## The exercise
Copy every line in the records below that contains the word "this".

## Records supplied

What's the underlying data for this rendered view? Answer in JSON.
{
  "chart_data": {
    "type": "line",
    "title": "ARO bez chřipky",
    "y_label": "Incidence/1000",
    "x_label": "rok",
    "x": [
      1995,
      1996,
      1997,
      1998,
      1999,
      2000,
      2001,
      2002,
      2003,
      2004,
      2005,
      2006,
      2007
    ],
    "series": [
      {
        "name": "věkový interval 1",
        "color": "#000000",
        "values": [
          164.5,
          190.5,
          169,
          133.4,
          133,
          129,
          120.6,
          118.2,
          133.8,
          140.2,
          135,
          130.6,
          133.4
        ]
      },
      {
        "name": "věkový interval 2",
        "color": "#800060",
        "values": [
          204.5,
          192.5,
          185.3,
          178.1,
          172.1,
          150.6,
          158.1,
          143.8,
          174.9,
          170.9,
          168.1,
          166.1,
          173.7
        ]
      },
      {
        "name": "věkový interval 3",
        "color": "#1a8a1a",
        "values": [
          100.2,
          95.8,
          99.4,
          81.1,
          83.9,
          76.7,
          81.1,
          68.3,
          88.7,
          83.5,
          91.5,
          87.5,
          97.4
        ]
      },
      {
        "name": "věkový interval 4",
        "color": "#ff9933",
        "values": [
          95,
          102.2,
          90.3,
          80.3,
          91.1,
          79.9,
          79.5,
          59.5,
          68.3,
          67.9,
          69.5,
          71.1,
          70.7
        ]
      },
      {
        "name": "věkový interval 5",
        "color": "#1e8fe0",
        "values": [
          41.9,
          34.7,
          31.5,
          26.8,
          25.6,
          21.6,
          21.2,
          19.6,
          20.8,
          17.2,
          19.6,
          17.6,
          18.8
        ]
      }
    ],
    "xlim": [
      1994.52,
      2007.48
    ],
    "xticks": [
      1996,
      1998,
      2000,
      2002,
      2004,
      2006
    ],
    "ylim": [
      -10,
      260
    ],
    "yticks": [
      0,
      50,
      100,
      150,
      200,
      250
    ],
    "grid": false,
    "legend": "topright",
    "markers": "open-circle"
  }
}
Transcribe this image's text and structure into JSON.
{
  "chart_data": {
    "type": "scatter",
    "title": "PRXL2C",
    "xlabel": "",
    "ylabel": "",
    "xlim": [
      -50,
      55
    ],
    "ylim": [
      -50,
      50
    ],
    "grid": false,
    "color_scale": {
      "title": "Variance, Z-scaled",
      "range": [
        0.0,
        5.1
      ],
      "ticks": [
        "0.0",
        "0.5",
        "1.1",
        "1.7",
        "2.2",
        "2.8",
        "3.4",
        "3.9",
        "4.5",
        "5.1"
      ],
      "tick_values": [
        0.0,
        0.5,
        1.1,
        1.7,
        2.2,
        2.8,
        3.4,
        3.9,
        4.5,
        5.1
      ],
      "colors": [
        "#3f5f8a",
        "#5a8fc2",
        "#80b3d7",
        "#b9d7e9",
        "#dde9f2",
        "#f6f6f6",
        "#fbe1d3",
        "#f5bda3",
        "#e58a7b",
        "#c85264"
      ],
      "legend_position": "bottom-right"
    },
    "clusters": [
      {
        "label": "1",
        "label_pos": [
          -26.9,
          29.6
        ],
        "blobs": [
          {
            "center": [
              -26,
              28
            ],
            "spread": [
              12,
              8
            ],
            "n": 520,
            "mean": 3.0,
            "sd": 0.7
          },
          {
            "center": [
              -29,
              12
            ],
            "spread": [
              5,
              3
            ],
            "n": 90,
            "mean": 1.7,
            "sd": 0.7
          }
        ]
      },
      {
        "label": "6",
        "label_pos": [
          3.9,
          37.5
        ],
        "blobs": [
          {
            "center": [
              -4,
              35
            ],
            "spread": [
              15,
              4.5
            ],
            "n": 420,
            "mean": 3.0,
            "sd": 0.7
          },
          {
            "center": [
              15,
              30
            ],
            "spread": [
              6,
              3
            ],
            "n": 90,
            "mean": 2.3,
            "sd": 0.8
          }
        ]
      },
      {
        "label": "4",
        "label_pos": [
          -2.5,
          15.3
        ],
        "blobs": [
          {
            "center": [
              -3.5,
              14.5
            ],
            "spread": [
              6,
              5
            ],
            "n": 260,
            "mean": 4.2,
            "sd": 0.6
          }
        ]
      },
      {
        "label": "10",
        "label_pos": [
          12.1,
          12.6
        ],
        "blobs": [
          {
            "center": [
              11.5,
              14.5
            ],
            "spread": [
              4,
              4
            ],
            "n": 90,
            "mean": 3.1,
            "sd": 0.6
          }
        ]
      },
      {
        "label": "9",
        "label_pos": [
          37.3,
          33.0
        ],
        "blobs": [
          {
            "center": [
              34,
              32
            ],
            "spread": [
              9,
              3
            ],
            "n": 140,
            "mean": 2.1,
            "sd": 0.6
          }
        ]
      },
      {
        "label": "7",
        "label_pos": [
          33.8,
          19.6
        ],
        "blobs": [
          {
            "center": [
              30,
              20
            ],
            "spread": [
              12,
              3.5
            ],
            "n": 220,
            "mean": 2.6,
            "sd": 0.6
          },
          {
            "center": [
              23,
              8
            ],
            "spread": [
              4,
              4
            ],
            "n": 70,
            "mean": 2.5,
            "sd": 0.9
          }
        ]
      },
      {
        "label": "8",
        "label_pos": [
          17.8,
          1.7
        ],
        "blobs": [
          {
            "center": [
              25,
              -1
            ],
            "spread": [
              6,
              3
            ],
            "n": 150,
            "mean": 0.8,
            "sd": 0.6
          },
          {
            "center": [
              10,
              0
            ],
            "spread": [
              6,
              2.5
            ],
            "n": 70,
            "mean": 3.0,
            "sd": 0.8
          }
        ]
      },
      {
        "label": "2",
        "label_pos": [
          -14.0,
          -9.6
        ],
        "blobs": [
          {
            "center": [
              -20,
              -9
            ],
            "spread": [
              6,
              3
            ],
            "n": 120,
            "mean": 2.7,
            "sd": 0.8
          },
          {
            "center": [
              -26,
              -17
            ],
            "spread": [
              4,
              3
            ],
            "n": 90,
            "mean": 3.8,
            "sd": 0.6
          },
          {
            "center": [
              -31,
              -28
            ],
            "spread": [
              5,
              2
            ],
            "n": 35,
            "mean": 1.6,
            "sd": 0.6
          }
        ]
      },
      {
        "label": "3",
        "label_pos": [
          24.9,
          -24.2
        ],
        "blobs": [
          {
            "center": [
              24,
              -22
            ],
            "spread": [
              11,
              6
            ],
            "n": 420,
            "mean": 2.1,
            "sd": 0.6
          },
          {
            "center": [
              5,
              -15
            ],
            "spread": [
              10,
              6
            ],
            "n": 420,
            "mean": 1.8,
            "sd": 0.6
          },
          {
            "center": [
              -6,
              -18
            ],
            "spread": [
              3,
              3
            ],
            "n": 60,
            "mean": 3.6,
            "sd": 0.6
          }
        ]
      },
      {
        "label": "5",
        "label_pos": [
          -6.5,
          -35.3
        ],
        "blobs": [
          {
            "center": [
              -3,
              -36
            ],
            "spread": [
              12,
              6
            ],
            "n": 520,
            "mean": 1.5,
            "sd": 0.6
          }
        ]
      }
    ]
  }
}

## Worked solution
What's the underlying data for this rendered view? Answer in JSON.
Transcribe this image's text and structure into JSON.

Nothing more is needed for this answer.